= Work required =
Report every line below that holds the word "entitled".

*** Supplied data

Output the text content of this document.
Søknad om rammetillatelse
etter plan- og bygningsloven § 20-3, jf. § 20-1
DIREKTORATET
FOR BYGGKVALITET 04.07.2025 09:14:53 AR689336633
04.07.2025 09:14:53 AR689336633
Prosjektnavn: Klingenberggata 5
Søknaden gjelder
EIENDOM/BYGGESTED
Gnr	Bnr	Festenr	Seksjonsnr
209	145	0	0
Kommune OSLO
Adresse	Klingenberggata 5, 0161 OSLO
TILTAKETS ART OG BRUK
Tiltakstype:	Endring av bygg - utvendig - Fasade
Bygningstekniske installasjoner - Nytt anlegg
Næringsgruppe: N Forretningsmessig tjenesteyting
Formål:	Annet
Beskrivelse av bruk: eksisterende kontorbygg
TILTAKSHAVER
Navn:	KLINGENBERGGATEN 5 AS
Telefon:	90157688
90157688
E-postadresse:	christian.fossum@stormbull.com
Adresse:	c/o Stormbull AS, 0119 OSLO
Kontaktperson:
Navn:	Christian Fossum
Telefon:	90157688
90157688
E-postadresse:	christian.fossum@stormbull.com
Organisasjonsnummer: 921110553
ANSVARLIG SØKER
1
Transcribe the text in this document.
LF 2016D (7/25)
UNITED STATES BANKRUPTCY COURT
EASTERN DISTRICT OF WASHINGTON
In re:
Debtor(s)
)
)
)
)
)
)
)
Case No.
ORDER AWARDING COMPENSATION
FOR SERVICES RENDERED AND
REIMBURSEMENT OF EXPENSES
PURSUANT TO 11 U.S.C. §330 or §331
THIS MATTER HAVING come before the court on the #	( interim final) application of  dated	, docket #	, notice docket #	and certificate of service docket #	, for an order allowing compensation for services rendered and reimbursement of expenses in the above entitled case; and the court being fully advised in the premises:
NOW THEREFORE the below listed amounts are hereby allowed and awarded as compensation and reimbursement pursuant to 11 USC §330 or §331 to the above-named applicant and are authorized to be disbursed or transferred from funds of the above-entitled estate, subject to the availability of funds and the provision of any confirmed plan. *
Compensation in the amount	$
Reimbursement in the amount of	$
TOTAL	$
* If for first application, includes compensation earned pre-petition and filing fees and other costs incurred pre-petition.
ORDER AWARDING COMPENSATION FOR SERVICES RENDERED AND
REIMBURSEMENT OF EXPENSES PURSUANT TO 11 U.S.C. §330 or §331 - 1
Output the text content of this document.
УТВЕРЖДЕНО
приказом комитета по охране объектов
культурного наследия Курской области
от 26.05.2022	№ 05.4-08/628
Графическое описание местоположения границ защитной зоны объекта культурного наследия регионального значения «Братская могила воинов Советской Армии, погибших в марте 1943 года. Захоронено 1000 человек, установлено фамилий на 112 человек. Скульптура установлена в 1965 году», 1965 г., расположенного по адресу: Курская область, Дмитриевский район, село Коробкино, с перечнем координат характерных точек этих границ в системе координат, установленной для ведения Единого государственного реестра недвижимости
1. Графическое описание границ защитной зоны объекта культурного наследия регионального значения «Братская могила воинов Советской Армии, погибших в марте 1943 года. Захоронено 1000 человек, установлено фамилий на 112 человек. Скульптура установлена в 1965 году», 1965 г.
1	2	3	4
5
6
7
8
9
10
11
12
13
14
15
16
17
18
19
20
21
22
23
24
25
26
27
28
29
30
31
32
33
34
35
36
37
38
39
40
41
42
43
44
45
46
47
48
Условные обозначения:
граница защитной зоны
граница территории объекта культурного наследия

******

= Task output =
THIS MATTER HAVING come before the court on the #	( interim final) application of  dated	, docket #	, notice docket #	and certificate of service docket #	, for an order allowing compensation for services rendered and reimbursement of expenses in the above entitled case; and the court being fully advised in the premises:
NOW THEREFORE the below listed amounts are hereby allowed and awarded as compensation and reimbursement pursuant to 11 USC §330 or §331 to the above-named applicant and are authorized to be disbursed or transferred from funds of the above-entitled estate, subject to the availability of funds and the provision of any confirmed plan. *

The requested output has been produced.